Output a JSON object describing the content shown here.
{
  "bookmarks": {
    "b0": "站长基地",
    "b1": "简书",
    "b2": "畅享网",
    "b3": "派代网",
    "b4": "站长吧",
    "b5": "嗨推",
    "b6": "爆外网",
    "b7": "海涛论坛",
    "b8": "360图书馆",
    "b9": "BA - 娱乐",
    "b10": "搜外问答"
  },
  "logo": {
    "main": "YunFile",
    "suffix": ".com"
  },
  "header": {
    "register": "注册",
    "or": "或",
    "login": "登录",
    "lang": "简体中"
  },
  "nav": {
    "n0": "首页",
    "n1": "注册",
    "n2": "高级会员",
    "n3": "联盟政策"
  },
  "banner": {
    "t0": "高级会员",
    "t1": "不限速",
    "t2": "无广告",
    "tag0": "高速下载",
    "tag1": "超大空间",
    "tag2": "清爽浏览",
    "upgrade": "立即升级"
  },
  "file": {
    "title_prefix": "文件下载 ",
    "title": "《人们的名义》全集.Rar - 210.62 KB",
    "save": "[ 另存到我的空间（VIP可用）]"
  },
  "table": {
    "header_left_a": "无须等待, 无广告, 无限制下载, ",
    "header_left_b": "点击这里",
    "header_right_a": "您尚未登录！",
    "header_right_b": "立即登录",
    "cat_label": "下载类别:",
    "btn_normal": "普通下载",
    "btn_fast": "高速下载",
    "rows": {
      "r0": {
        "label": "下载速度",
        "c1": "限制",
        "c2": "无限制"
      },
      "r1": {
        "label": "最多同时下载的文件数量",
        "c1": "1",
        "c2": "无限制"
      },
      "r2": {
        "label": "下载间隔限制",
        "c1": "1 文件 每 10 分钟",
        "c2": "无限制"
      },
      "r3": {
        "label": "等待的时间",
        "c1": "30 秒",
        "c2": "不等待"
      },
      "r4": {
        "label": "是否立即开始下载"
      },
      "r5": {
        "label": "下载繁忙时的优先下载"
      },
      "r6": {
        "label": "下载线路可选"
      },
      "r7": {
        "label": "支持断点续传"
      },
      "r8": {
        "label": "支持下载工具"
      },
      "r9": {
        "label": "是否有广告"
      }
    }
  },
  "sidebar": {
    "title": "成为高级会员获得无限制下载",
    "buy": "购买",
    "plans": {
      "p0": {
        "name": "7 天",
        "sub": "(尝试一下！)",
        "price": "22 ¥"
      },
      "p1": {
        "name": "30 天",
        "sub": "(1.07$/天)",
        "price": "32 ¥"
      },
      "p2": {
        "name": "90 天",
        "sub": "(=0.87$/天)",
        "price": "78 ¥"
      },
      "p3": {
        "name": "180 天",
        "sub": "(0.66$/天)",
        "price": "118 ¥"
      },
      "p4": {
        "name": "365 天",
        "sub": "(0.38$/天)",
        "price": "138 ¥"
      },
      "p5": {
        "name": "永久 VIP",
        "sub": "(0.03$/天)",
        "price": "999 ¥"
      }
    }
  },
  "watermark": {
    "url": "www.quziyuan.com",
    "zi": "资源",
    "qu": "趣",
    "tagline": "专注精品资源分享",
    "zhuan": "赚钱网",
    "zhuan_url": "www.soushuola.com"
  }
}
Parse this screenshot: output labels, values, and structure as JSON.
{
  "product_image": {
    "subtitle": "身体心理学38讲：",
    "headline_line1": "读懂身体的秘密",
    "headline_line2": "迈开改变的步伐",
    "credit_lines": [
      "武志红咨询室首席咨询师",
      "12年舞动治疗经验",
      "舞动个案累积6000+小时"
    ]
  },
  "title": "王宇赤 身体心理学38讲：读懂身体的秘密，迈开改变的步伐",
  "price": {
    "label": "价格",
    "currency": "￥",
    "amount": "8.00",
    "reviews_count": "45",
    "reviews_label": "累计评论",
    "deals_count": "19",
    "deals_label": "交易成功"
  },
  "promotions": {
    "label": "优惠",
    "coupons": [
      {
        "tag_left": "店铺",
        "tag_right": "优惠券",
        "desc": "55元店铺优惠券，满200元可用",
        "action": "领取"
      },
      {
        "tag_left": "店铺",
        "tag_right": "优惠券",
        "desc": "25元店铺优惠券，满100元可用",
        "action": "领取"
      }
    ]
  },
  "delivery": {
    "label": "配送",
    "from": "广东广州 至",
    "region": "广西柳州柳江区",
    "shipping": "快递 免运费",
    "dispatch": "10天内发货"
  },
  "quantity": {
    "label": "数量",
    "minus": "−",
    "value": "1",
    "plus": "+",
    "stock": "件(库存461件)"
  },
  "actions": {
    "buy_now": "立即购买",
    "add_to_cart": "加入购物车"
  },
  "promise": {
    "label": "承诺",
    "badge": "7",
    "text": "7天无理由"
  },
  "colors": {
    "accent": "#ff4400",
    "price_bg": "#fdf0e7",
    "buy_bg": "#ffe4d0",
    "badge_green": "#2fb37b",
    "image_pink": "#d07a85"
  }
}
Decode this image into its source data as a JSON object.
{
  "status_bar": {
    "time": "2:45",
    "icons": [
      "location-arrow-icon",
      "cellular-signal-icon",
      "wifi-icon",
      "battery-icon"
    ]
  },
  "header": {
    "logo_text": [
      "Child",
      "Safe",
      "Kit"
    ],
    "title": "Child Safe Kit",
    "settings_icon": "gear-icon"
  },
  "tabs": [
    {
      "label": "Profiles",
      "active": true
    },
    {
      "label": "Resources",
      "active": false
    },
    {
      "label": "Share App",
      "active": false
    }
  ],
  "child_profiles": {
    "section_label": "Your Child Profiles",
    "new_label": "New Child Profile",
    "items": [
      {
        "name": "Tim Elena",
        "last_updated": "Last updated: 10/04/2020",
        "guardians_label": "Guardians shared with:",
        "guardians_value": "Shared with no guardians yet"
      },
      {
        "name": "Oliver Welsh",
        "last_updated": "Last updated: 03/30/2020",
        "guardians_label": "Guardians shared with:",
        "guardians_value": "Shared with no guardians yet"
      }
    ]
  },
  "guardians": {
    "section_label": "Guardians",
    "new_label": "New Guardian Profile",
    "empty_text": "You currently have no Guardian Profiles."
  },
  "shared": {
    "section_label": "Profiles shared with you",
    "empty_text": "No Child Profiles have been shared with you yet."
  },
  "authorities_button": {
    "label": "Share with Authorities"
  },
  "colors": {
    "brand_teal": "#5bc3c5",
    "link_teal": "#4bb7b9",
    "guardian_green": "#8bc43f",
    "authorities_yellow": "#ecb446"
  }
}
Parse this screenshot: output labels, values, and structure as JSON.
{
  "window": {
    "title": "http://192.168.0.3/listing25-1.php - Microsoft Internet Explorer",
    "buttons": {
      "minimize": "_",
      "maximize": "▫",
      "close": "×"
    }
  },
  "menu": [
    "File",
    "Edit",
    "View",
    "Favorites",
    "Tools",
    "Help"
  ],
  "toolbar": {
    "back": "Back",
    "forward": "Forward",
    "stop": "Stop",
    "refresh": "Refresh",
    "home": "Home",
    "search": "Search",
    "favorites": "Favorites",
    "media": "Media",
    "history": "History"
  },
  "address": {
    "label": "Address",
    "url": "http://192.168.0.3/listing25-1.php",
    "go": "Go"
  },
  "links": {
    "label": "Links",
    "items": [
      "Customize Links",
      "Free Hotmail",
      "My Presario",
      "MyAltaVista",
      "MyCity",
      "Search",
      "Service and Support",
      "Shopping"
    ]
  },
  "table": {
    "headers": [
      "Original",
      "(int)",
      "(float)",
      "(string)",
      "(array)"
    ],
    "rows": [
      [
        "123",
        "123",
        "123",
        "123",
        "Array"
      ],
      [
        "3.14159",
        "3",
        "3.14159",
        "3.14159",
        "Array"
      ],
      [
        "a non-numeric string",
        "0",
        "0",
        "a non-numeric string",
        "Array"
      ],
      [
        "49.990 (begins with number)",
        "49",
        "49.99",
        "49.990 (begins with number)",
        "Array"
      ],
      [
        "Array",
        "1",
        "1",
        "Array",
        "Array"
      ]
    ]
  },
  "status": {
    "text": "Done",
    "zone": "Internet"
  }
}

● TASK GOAL: From the material above, copy each line that includes the word "Internet".

● EXERCISE RESPONSE:
    "title": "http://192.168.0.3/listing25-1.php - Microsoft Internet Explorer",
    "zone": "Internet"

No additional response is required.